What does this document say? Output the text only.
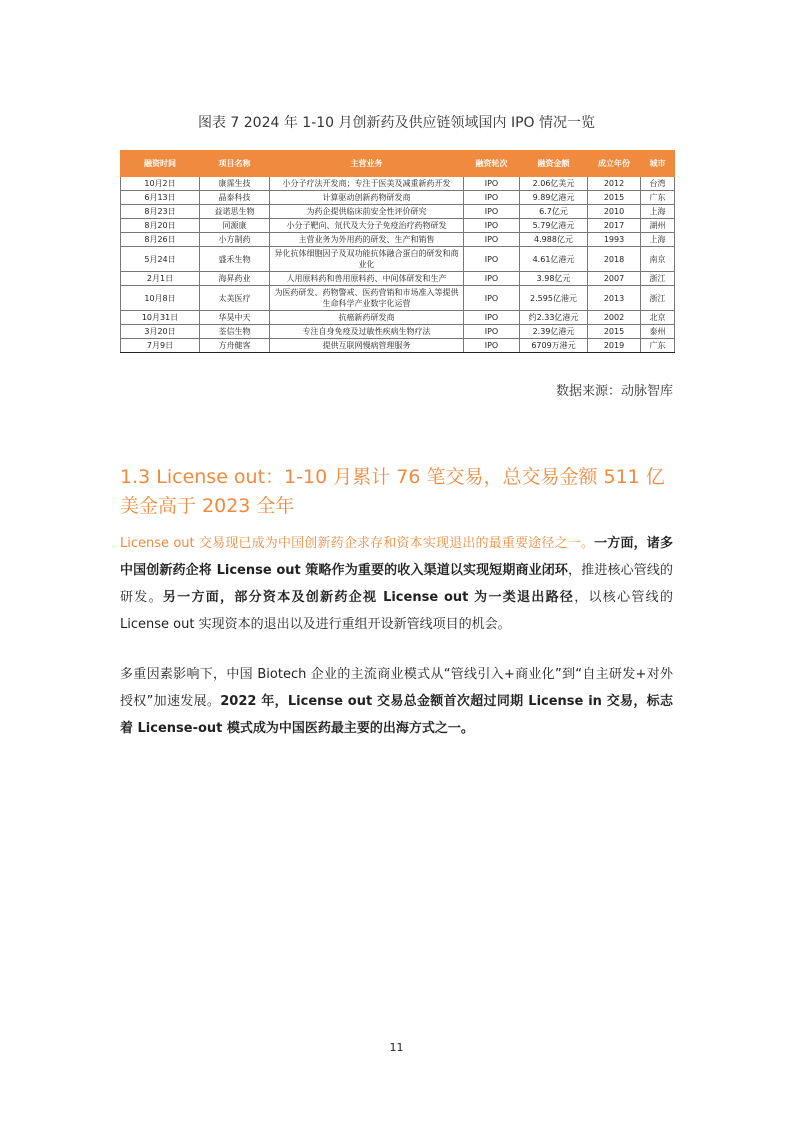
图表 7 2024 年 1-10 月创新药及供应链领域国内 IPO 情况一览
融资时间	项目名称	主营业务	融资轮次	融资金额	成立年份	城市
10月2日	康霈生技	小分子疗法开发商；专注于医美及减重新药开发	IPO	2.06亿美元	2012	台湾
6月13日	晶泰科技	计算驱动创新药物研发商	IPO	9.89亿港元	2015	广东
8月23日	益诺思生物	为药企提供临床前安全性评价研究	IPO	6.7亿元	2010	上海
8月20日	同源康	小分子靶向、氘代及大分子免疫治疗药物研发	IPO	5.79亿港元	2017	湖州
8月26日	小方制药	主营业务为外用药的研发、生产和销售	IPO	4.988亿元	1993	上海
5月24日	盛禾生物	异化抗体细胞因子及双功能抗体融合蛋白的研发和商业化	IPO	4.61亿港元	2018	南京
2月1日	海昇药业	人用原料药和兽用原料药、中间体研发和生产	IPO	3.98亿元	2007	浙江
10月8日	太美医疗	为医药研发、药物警戒、医药营销和市场准入等提供生命科学产业数字化运营	IPO	2.595亿港元	2013	浙江
10月31日	华昊中天	抗癌新药研发商	IPO	约2.33亿港元	2002	北京
3月20日	荃信生物	专注自身免疫及过敏性疾病生物疗法	IPO	2.39亿港元	2015	泰州
7月9日	方舟健客	提供互联网慢病管理服务	IPO	6709万港元	2019	广东
数据来源：动脉智库
1.3 License out：1-10 月累计 76 笔交易，总交易金额 511 亿美金高于 2023 全年
License out 交易现已成为中国创新药企求存和资本实现退出的最重要途径之一。一方面，诸多中国创新药企将 License out 策略作为重要的收入渠道以实现短期商业闭环，推进核心管线的研发。另一方面，部分资本及创新药企视 License out 为一类退出路径，以核心管线的 License out 实现资本的退出以及进行重组开设新管线项目的机会。
多重因素影响下，中国 Biotech 企业的主流商业模式从“管线引入+商业化”到“自主研发+对外授权”加速发展。2022 年，License out 交易总金额首次超过同期 License in 交易，标志着 License-out 模式成为中国医药最主要的出海方式之一。
11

━━━━━━━━━━━━━━━━━━━━━━━━━━━━━━

* **Exercise aim**
Word for word, quote the lines above. Omit the pictures.

* **Reply**
What does this document say? Output the text only.
图表 7 2024 年 1-10 月创新药及供应链领域国内 IPO 情况一览
融资时间	项目名称	主营业务	融资轮次	融资金额	成立年份	城市
10月2日	康霈生技	小分子疗法开发商；专注于医美及减重新药开发	IPO	2.06亿美元	2012	台湾
6月13日	晶泰科技	计算驱动创新药物研发商	IPO	9.89亿港元	2015	广东
8月23日	益诺思生物	为药企提供临床前安全性评价研究	IPO	6.7亿元	2010	上海
8月20日	同源康	小分子靶向、氘代及大分子免疫治疗药物研发	IPO	5.79亿港元	2017	湖州
8月26日	小方制药	主营业务为外用药的研发、生产和销售	IPO	4.988亿元	1993	上海
5月24日	盛禾生物	异化抗体细胞因子及双功能抗体融合蛋白的研发和商业化	IPO	4.61亿港元	2018	南京
2月1日	海昇药业	人用原料药和兽用原料药、中间体研发和生产	IPO	3.98亿元	2007	浙江
10月8日	太美医疗	为医药研发、药物警戒、医药营销和市场准入等提供生命科学产业数字化运营	IPO	2.595亿港元	2013	浙江
10月31日	华昊中天	抗癌新药研发商	IPO	约2.33亿港元	2002	北京
3月20日	荃信生物	专注自身免疫及过敏性疾病生物疗法	IPO	2.39亿港元	2015	泰州
7月9日	方舟健客	提供互联网慢病管理服务	IPO	6709万港元	2019	广东
数据来源：动脉智库
1.3 License out：1-10 月累计 76 笔交易，总交易金额 511 亿美金高于 2023 全年
License out 交易现已成为中国创新药企求存和资本实现退出的最重要途径之一。一方面，诸多中国创新药企将 License out 策略作为重要的收入渠道以实现短期商业闭环，推进核心管线的研发。另一方面，部分资本及创新药企视 License out 为一类退出路径，以核心管线的 License out 实现资本的退出以及进行重组开设新管线项目的机会。
多重因素影响下，中国 Biotech 企业的主流商业模式从“管线引入+商业化”到“自主研发+对外授权”加速发展。2022 年，License out 交易总金额首次超过同期 License in 交易，标志着 License-out 模式成为中国医药最主要的出海方式之一。
11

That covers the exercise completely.